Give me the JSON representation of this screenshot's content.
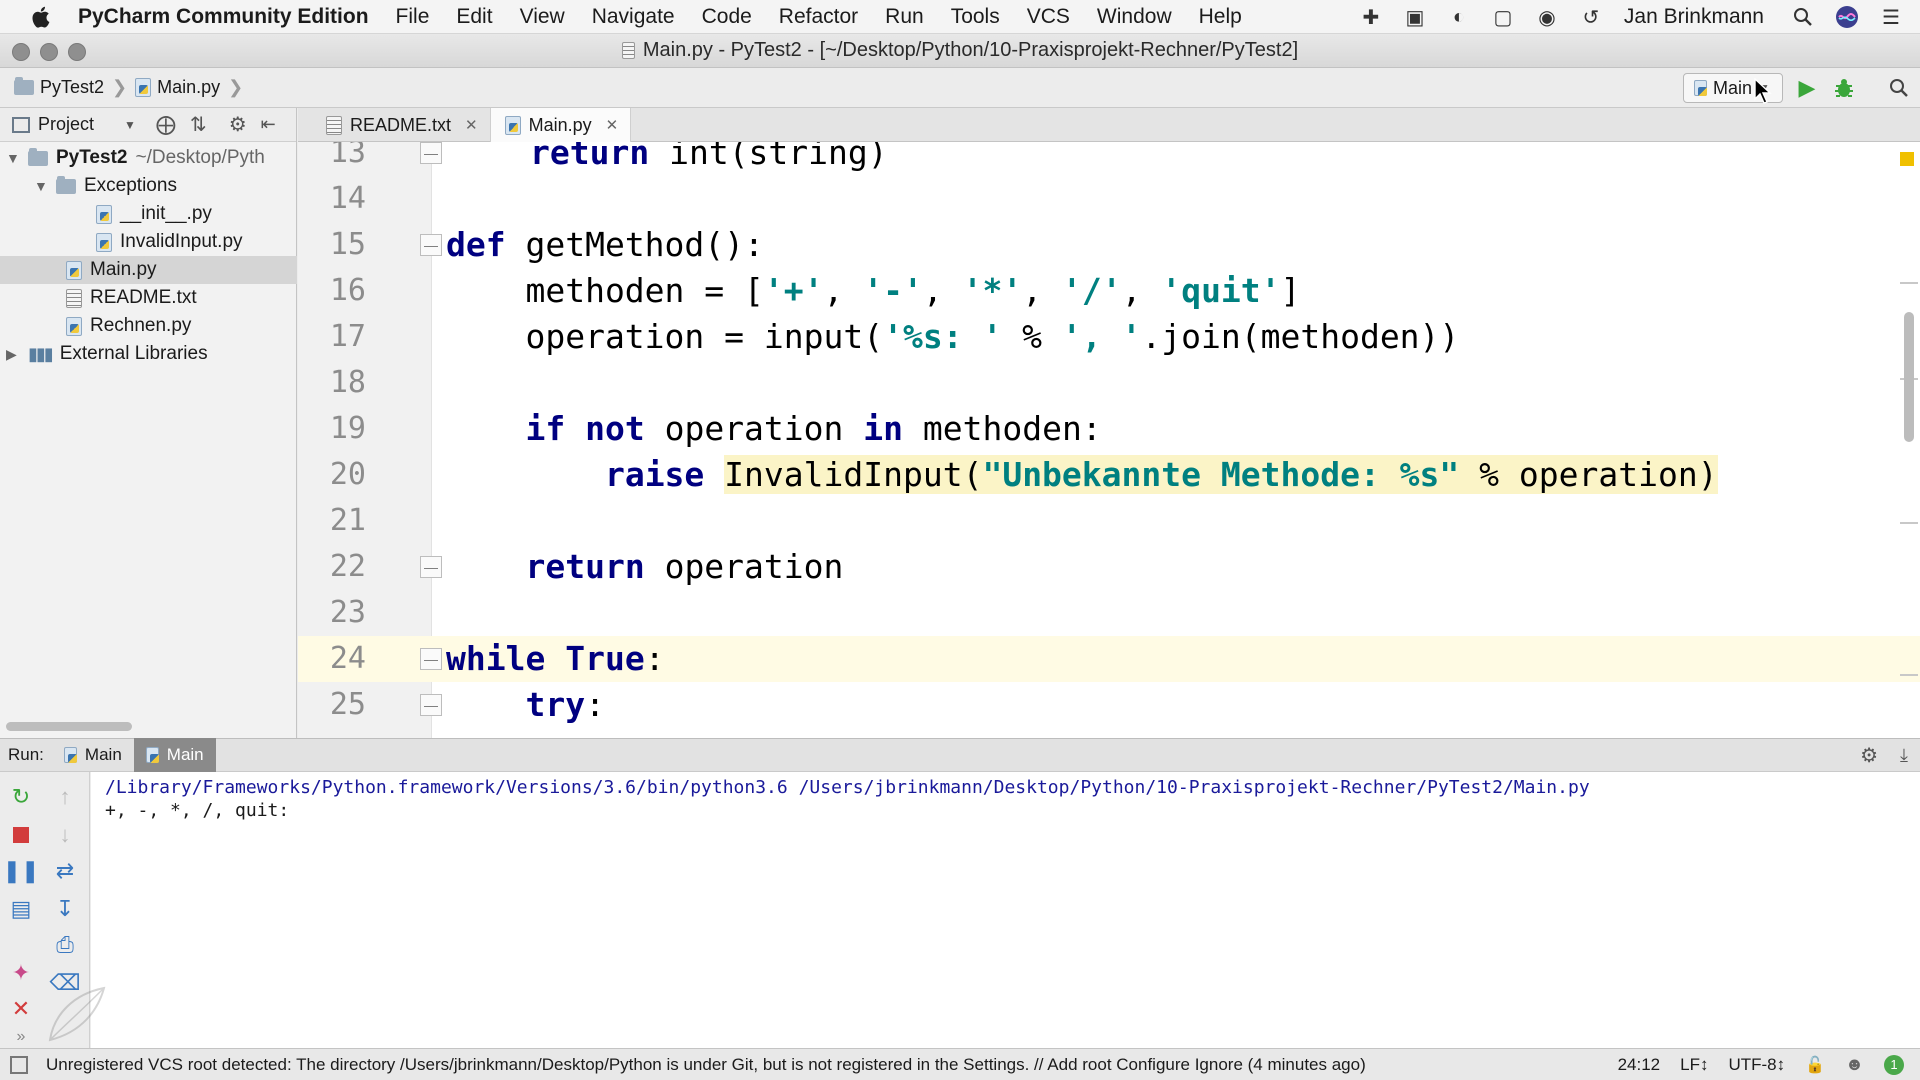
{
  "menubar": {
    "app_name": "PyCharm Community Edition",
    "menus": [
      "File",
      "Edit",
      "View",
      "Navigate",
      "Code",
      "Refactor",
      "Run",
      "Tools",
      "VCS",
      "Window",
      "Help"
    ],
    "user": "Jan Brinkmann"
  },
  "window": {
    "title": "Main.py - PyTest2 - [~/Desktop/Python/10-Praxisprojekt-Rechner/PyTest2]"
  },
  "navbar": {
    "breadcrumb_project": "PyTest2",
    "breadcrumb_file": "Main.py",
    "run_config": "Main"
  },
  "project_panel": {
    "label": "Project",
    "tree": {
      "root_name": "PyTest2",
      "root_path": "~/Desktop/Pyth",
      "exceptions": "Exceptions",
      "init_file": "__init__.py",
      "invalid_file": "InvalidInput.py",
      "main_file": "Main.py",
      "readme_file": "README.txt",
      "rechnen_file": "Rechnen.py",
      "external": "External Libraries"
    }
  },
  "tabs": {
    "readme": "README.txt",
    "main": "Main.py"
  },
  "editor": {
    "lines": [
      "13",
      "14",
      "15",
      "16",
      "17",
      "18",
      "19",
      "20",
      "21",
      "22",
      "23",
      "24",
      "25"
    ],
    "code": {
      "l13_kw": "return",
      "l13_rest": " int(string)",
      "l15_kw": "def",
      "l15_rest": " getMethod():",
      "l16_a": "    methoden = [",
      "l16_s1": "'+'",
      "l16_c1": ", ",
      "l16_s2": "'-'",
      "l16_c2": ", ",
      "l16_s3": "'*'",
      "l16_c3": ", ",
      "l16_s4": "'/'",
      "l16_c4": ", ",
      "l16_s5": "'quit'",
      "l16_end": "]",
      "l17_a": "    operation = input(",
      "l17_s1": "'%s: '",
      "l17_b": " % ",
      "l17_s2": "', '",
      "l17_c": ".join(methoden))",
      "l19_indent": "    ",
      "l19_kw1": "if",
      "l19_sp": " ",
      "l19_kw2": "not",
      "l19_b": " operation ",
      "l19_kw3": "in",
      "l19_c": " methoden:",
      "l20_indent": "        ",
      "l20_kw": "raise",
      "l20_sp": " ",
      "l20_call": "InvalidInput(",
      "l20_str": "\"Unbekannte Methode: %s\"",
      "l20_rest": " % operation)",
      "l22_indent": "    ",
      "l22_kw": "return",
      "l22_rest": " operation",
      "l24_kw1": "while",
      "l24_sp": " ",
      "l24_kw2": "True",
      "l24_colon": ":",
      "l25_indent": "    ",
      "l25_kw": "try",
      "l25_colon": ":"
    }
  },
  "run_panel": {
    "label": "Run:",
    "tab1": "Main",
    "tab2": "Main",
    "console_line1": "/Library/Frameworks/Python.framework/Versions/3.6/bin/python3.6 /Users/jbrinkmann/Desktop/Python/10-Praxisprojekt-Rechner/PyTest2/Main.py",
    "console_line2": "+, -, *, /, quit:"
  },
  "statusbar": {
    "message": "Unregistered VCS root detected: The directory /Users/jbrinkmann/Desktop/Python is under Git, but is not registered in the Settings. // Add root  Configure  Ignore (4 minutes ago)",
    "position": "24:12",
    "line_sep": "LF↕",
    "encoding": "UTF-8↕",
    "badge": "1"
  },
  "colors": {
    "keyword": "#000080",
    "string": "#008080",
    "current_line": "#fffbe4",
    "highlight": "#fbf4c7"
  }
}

### PROBLEM DETAILS
Give the number of lines in the material above that have the word "jbrinkmann" in them, and nothing more.

### ANSWER TO THIS EXERCISE
2